● **Problem description**
Exactly as written, print each record in the listing.

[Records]

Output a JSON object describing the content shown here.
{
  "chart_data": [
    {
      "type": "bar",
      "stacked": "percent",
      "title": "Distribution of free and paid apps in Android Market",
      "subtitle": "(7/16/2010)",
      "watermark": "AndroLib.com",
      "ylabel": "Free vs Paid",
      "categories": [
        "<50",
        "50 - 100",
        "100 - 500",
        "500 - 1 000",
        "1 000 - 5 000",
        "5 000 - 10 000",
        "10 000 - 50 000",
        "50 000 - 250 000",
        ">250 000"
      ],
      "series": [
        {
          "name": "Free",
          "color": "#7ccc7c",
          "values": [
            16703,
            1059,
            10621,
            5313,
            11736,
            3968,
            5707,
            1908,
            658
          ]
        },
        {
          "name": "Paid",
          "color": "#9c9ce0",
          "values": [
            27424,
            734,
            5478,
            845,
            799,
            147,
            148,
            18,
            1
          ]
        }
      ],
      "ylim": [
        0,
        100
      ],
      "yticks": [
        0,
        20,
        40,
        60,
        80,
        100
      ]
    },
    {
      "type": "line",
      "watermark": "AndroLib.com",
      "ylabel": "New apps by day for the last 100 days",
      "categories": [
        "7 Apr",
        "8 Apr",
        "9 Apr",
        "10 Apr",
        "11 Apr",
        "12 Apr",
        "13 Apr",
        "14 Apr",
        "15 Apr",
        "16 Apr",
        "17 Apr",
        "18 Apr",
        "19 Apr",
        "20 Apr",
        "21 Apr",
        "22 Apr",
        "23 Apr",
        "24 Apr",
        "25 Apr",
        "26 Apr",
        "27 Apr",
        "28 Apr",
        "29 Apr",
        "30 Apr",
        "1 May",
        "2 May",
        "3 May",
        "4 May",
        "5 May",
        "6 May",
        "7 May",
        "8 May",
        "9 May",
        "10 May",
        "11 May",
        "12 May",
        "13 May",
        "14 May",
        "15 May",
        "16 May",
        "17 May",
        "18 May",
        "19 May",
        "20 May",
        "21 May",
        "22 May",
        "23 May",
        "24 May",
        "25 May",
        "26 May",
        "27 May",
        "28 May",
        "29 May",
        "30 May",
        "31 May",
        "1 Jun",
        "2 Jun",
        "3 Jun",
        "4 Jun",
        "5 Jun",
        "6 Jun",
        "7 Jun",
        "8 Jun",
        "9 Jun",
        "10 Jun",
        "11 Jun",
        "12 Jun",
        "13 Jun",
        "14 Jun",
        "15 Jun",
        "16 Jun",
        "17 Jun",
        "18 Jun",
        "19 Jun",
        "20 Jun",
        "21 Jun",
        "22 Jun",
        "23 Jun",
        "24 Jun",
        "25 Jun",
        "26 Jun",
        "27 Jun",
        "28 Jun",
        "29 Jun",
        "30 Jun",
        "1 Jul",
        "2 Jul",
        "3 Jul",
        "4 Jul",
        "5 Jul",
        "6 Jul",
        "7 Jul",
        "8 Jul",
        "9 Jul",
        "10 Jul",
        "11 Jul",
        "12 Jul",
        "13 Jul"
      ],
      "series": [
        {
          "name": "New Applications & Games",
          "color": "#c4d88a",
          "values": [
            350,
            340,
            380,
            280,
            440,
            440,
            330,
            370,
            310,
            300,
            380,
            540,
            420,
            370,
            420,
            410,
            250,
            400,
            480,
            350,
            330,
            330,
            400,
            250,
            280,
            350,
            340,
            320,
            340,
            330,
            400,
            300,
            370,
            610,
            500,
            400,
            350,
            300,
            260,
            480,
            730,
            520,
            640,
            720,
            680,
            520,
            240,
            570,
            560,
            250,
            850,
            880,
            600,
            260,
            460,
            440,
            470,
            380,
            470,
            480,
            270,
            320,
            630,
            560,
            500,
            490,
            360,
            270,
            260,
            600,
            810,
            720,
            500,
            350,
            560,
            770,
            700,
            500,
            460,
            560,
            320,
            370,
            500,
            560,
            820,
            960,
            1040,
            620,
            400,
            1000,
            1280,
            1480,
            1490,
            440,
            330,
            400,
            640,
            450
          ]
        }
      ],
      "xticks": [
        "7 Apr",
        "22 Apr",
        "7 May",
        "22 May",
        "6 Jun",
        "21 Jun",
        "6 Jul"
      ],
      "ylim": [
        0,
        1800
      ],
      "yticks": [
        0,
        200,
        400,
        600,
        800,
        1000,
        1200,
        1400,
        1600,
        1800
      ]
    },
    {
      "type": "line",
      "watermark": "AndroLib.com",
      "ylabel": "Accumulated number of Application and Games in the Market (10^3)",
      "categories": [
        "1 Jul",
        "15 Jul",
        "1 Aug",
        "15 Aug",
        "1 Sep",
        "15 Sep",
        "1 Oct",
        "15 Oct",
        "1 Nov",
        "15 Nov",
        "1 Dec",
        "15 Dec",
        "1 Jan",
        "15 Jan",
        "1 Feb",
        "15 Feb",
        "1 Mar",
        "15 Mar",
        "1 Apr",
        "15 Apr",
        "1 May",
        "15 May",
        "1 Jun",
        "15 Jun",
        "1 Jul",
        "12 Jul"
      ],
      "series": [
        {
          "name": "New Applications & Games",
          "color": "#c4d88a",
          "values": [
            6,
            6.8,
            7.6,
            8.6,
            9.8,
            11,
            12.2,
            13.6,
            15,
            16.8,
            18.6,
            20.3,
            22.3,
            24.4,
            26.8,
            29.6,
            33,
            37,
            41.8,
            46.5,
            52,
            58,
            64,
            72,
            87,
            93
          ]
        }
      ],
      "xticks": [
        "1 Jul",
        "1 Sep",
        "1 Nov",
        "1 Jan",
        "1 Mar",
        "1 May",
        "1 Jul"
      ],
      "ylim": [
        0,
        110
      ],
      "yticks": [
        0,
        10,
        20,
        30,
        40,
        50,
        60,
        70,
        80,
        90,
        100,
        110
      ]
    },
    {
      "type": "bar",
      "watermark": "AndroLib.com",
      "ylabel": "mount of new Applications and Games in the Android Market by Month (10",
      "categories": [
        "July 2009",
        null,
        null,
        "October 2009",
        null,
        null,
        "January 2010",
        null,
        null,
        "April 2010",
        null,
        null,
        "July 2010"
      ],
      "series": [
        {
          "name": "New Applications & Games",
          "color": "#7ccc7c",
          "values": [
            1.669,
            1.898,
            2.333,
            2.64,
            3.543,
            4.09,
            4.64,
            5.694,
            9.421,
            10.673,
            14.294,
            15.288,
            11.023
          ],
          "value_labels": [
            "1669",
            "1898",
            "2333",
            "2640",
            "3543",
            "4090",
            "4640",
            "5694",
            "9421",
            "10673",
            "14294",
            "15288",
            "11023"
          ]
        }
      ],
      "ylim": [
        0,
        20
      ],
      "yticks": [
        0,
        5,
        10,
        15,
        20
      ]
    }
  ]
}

● **The response**
Output a JSON object describing the content shown here.
{
  "chart_data": [
    {
      "type": "bar",
      "stacked": "percent",
      "title": "Distribution of free and paid apps in Android Market",
      "subtitle": "(7/16/2010)",
      "watermark": "AndroLib.com",
      "ylabel": "Free vs Paid",
      "categories": [
        "<50",
        "50 - 100",
        "100 - 500",
        "500 - 1 000",
        "1 000 - 5 000",
        "5 000 - 10 000",
        "10 000 - 50 000",
        "50 000 - 250 000",
        ">250 000"
      ],
      "series": [
        {
          "name": "Free",
          "color": "#7ccc7c",
          "values": [
            16703,
            1059,
            10621,
            5313,
            11736,
            3968,
            5707,
            1908,
            658
          ]
        },
        {
          "name": "Paid",
          "color": "#9c9ce0",
          "values": [
            27424,
            734,
            5478,
            845,
            799,
            147,
            148,
            18,
            1
          ]
        }
      ],
      "ylim": [
        0,
        100
      ],
      "yticks": [
        0,
        20,
        40,
        60,
        80,
        100
      ]
    },
    {
      "type": "line",
      "watermark": "AndroLib.com",
      "ylabel": "New apps by day for the last 100 days",
      "categories": [
        "7 Apr",
        "8 Apr",
        "9 Apr",
        "10 Apr",
        "11 Apr",
        "12 Apr",
        "13 Apr",
        "14 Apr",
        "15 Apr",
        "16 Apr",
        "17 Apr",
        "18 Apr",
        "19 Apr",
        "20 Apr",
        "21 Apr",
        "22 Apr",
        "23 Apr",
        "24 Apr",
        "25 Apr",
        "26 Apr",
        "27 Apr",
        "28 Apr",
        "29 Apr",
        "30 Apr",
        "1 May",
        "2 May",
        "3 May",
        "4 May",
        "5 May",
        "6 May",
        "7 May",
        "8 May",
        "9 May",
        "10 May",
        "11 May",
        "12 May",
        "13 May",
        "14 May",
        "15 May",
        "16 May",
        "17 May",
        "18 May",
        "19 May",
        "20 May",
        "21 May",
        "22 May",
        "23 May",
        "24 May",
        "25 May",
        "26 May",
        "27 May",
        "28 May",
        "29 May",
        "30 May",
        "31 May",
        "1 Jun",
        "2 Jun",
        "3 Jun",
        "4 Jun",
        "5 Jun",
        "6 Jun",
        "7 Jun",
        "8 Jun",
        "9 Jun",
        "10 Jun",
        "11 Jun",
        "12 Jun",
        "13 Jun",
        "14 Jun",
        "15 Jun",
        "16 Jun",
        "17 Jun",
        "18 Jun",
        "19 Jun",
        "20 Jun",
        "21 Jun",
        "22 Jun",
        "23 Jun",
        "24 Jun",
        "25 Jun",
        "26 Jun",
        "27 Jun",
        "28 Jun",
        "29 Jun",
        "30 Jun",
        "1 Jul",
        "2 Jul",
        "3 Jul",
        "4 Jul",
        "5 Jul",
        "6 Jul",
        "7 Jul",
        "8 Jul",
        "9 Jul",
        "10 Jul",
        "11 Jul",
        "12 Jul",
        "13 Jul"
      ],
      "series": [
        {
          "name": "New Applications & Games",
          "color": "#c4d88a",
          "values": [
            350,
            340,
            380,
            280,
            440,
            440,
            330,
            370,
            310,
            300,
            380,
            540,
            420,
            370,
            420,
            410,
            250,
            400,
            480,
            350,
            330,
            330,
            400,
            250,
            280,
            350,
            340,
            320,
            340,
            330,
            400,
            300,
            370,
            610,
            500,
            400,
            350,
            300,
            260,
            480,
            730,
            520,
            640,
            720,
            680,
            520,
            240,
            570,
            560,
            250,
            850,
            880,
            600,
            260,
            460,
            440,
            470,
            380,
            470,
            480,
            270,
            320,
            630,
            560,
            500,
            490,
            360,
            270,
            260,
            600,
            810,
            720,
            500,
            350,
            560,
            770,
            700,
            500,
            460,
            560,
            320,
            370,
            500,
            560,
            820,
            960,
            1040,
            620,
            400,
            1000,
            1280,
            1480,
            1490,
            440,
            330,
            400,
            640,
            450
          ]
        }
      ],
      "xticks": [
        "7 Apr",
        "22 Apr",
        "7 May",
        "22 May",
        "6 Jun",
        "21 Jun",
        "6 Jul"
      ],
      "ylim": [
        0,
        1800
      ],
      "yticks": [
        0,
        200,
        400,
        600,
        800,
        1000,
        1200,
        1400,
        1600,
        1800
      ]
    },
    {
      "type": "line",
      "watermark": "AndroLib.com",
      "ylabel": "Accumulated number of Application and Games in the Market (10^3)",
      "categories": [
        "1 Jul",
        "15 Jul",
        "1 Aug",
        "15 Aug",
        "1 Sep",
        "15 Sep",
        "1 Oct",
        "15 Oct",
        "1 Nov",
        "15 Nov",
        "1 Dec",
        "15 Dec",
        "1 Jan",
        "15 Jan",
        "1 Feb",
        "15 Feb",
        "1 Mar",
        "15 Mar",
        "1 Apr",
        "15 Apr",
        "1 May",
        "15 May",
        "1 Jun",
        "15 Jun",
        "1 Jul",
        "12 Jul"
      ],
      "series": [
        {
          "name": "New Applications & Games",
          "color": "#c4d88a",
          "values": [
            6,
            6.8,
            7.6,
            8.6,
            9.8,
            11,
            12.2,
            13.6,
            15,
            16.8,
            18.6,
            20.3,
            22.3,
            24.4,
            26.8,
            29.6,
            33,
            37,
            41.8,
            46.5,
            52,
            58,
            64,
            72,
            87,
            93
          ]
        }
      ],
      "xticks": [
        "1 Jul",
        "1 Sep",
        "1 Nov",
        "1 Jan",
        "1 Mar",
        "1 May",
        "1 Jul"
      ],
      "ylim": [
        0,
        110
      ],
      "yticks": [
        0,
        10,
        20,
        30,
        40,
        50,
        60,
        70,
        80,
        90,
        100,
        110
      ]
    },
    {
      "type": "bar",
      "watermark": "AndroLib.com",
      "ylabel": "mount of new Applications and Games in the Android Market by Month (10",
      "categories": [
        "July 2009",
        null,
        null,
        "October 2009",
        null,
        null,
        "January 2010",
        null,
        null,
        "April 2010",
        null,
        null,
        "July 2010"
      ],
      "series": [
        {
          "name": "New Applications & Games",
          "color": "#7ccc7c",
          "values": [
            1.669,
            1.898,
            2.333,
            2.64,
            3.543,
            4.09,
            4.64,
            5.694,
            9.421,
            10.673,
            14.294,
            15.288,
            11.023
          ],
          "value_labels": [
            "1669",
            "1898",
            "2333",
            "2640",
            "3543",
            "4090",
            "4640",
            "5694",
            "9421",
            "10673",
            "14294",
            "15288",
            "11023"
          ]
        }
      ],
      "ylim": [
        0,
        20
      ],
      "yticks": [
        0,
        5,
        10,
        15,
        20
      ]
    }
  ]
}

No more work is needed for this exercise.